__Set task__
Are you able to quote each entry exactly as written?

__Entries provided__
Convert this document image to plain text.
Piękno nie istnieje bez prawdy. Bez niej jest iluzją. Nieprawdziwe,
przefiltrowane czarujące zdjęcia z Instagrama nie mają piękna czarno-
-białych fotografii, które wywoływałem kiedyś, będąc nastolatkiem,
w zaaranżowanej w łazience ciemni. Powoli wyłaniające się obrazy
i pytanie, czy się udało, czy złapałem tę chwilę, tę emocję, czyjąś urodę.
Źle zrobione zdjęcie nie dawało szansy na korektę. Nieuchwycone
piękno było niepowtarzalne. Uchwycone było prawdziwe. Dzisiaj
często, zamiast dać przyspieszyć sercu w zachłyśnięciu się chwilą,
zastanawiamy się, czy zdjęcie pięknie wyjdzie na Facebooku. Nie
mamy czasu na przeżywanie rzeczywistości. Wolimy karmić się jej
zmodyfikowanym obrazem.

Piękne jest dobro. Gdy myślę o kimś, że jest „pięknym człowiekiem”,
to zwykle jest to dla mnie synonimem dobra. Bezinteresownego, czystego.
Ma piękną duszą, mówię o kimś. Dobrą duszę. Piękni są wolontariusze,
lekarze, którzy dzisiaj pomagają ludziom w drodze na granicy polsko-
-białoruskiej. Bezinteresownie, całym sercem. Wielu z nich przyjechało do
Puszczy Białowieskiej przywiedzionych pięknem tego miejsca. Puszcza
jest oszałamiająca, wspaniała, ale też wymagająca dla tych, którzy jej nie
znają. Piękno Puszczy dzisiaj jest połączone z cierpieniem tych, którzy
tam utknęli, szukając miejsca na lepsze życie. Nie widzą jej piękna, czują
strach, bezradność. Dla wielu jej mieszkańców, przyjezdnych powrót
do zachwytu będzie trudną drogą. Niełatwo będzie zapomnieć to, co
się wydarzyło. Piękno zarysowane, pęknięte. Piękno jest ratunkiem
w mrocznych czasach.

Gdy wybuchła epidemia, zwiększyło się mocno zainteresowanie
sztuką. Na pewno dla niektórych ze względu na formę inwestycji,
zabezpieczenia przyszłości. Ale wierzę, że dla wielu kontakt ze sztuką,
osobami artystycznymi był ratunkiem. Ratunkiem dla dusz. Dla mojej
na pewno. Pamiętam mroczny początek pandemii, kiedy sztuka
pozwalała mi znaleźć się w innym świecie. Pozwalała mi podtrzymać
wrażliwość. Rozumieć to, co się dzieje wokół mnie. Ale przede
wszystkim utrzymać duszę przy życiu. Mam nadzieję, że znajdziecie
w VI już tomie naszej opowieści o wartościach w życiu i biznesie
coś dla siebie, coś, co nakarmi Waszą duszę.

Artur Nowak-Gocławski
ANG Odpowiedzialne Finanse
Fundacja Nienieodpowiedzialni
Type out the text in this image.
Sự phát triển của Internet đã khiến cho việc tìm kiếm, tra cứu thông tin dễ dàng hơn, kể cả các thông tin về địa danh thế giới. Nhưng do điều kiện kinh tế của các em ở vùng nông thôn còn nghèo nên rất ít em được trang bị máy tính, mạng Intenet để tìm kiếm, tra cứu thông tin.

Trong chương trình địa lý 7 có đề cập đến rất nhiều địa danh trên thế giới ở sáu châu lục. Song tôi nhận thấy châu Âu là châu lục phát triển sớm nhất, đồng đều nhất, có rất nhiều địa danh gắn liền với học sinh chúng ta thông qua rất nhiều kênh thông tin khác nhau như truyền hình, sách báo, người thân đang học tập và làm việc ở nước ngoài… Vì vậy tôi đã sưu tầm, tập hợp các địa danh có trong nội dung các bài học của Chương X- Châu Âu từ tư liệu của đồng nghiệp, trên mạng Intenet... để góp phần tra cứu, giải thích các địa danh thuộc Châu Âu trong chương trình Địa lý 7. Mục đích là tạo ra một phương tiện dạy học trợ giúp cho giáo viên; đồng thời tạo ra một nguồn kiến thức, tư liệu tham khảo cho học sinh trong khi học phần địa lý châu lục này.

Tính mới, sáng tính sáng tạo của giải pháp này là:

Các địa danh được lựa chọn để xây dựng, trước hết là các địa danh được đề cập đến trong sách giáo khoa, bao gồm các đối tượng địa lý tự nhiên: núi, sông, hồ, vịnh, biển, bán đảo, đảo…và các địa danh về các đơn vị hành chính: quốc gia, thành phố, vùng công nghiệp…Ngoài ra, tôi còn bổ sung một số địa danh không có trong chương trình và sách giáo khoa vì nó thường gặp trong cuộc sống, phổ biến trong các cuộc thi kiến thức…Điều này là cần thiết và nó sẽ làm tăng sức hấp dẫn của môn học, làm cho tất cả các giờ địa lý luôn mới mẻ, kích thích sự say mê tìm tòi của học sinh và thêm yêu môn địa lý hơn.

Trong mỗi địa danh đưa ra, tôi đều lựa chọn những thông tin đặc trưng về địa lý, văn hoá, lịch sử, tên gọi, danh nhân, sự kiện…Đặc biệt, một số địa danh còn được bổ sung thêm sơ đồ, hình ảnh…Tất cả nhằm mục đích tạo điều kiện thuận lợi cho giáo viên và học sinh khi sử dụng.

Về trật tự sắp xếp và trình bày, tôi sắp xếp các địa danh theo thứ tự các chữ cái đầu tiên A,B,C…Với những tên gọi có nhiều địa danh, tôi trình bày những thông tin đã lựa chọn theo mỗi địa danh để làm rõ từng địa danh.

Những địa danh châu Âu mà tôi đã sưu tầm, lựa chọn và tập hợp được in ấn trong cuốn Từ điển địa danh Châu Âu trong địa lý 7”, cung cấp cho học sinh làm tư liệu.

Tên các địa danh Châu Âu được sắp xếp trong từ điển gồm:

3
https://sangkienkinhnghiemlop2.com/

__Reply to the task__
Convert this document image to plain text.
Piękno nie istnieje bez prawdy. Bez niej jest iluzją. Nieprawdziwe,
przefiltrowane czarujące zdjęcia z Instagrama nie mają piękna czarno-
-białych fotografii, które wywoływałem kiedyś, będąc nastolatkiem,
w zaaranżowanej w łazience ciemni. Powoli wyłaniające się obrazy
i pytanie, czy się udało, czy złapałem tę chwilę, tę emocję, czyjąś urodę.
Źle zrobione zdjęcie nie dawało szansy na korektę. Nieuchwycone
piękno było niepowtarzalne. Uchwycone było prawdziwe. Dzisiaj
często, zamiast dać przyspieszyć sercu w zachłyśnięciu się chwilą,
zastanawiamy się, czy zdjęcie pięknie wyjdzie na Facebooku. Nie
mamy czasu na przeżywanie rzeczywistości. Wolimy karmić się jej
zmodyfikowanym obrazem.

Piękne jest dobro. Gdy myślę o kimś, że jest „pięknym człowiekiem”,
to zwykle jest to dla mnie synonimem dobra. Bezinteresownego, czystego.
Ma piękną duszą, mówię o kimś. Dobrą duszę. Piękni są wolontariusze,
lekarze, którzy dzisiaj pomagają ludziom w drodze na granicy polsko-
-białoruskiej. Bezinteresownie, całym sercem. Wielu z nich przyjechało do
Puszczy Białowieskiej przywiedzionych pięknem tego miejsca. Puszcza
jest oszałamiająca, wspaniała, ale też wymagająca dla tych, którzy jej nie
znają. Piękno Puszczy dzisiaj jest połączone z cierpieniem tych, którzy
tam utknęli, szukając miejsca na lepsze życie. Nie widzą jej piękna, czują
strach, bezradność. Dla wielu jej mieszkańców, przyjezdnych powrót
do zachwytu będzie trudną drogą. Niełatwo będzie zapomnieć to, co
się wydarzyło. Piękno zarysowane, pęknięte. Piękno jest ratunkiem
w mrocznych czasach.

Gdy wybuchła epidemia, zwiększyło się mocno zainteresowanie
sztuką. Na pewno dla niektórych ze względu na formę inwestycji,
zabezpieczenia przyszłości. Ale wierzę, że dla wielu kontakt ze sztuką,
osobami artystycznymi był ratunkiem. Ratunkiem dla dusz. Dla mojej
na pewno. Pamiętam mroczny początek pandemii, kiedy sztuka
pozwalała mi znaleźć się w innym świecie. Pozwalała mi podtrzymać
wrażliwość. Rozumieć to, co się dzieje wokół mnie. Ale przede
wszystkim utrzymać duszę przy życiu. Mam nadzieję, że znajdziecie
w VI już tomie naszej opowieści o wartościach w życiu i biznesie
coś dla siebie, coś, co nakarmi Waszą duszę.

Artur Nowak-Gocławski
ANG Odpowiedzialne Finanse
Fundacja Nienieodpowiedzialni
Type out the text in this image.
Sự phát triển của Internet đã khiến cho việc tìm kiếm, tra cứu thông tin dễ dàng hơn, kể cả các thông tin về địa danh thế giới. Nhưng do điều kiện kinh tế của các em ở vùng nông thôn còn nghèo nên rất ít em được trang bị máy tính, mạng Intenet để tìm kiếm, tra cứu thông tin.

Trong chương trình địa lý 7 có đề cập đến rất nhiều địa danh trên thế giới ở sáu châu lục. Song tôi nhận thấy châu Âu là châu lục phát triển sớm nhất, đồng đều nhất, có rất nhiều địa danh gắn liền với học sinh chúng ta thông qua rất nhiều kênh thông tin khác nhau như truyền hình, sách báo, người thân đang học tập và làm việc ở nước ngoài… Vì vậy tôi đã sưu tầm, tập hợp các địa danh có trong nội dung các bài học của Chương X- Châu Âu từ tư liệu của đồng nghiệp, trên mạng Intenet... để góp phần tra cứu, giải thích các địa danh thuộc Châu Âu trong chương trình Địa lý 7. Mục đích là tạo ra một phương tiện dạy học trợ giúp cho giáo viên; đồng thời tạo ra một nguồn kiến thức, tư liệu tham khảo cho học sinh trong khi học phần địa lý châu lục này.

Tính mới, sáng tính sáng tạo của giải pháp này là:

Các địa danh được lựa chọn để xây dựng, trước hết là các địa danh được đề cập đến trong sách giáo khoa, bao gồm các đối tượng địa lý tự nhiên: núi, sông, hồ, vịnh, biển, bán đảo, đảo…và các địa danh về các đơn vị hành chính: quốc gia, thành phố, vùng công nghiệp…Ngoài ra, tôi còn bổ sung một số địa danh không có trong chương trình và sách giáo khoa vì nó thường gặp trong cuộc sống, phổ biến trong các cuộc thi kiến thức…Điều này là cần thiết và nó sẽ làm tăng sức hấp dẫn của môn học, làm cho tất cả các giờ địa lý luôn mới mẻ, kích thích sự say mê tìm tòi của học sinh và thêm yêu môn địa lý hơn.

Trong mỗi địa danh đưa ra, tôi đều lựa chọn những thông tin đặc trưng về địa lý, văn hoá, lịch sử, tên gọi, danh nhân, sự kiện…Đặc biệt, một số địa danh còn được bổ sung thêm sơ đồ, hình ảnh…Tất cả nhằm mục đích tạo điều kiện thuận lợi cho giáo viên và học sinh khi sử dụng.

Về trật tự sắp xếp và trình bày, tôi sắp xếp các địa danh theo thứ tự các chữ cái đầu tiên A,B,C…Với những tên gọi có nhiều địa danh, tôi trình bày những thông tin đã lựa chọn theo mỗi địa danh để làm rõ từng địa danh.

Những địa danh châu Âu mà tôi đã sưu tầm, lựa chọn và tập hợp được in ấn trong cuốn Từ điển địa danh Châu Âu trong địa lý 7”, cung cấp cho học sinh làm tư liệu.

Tên các địa danh Châu Âu được sắp xếp trong từ điển gồm:

3
https://sangkienkinhnghiemlop2.com/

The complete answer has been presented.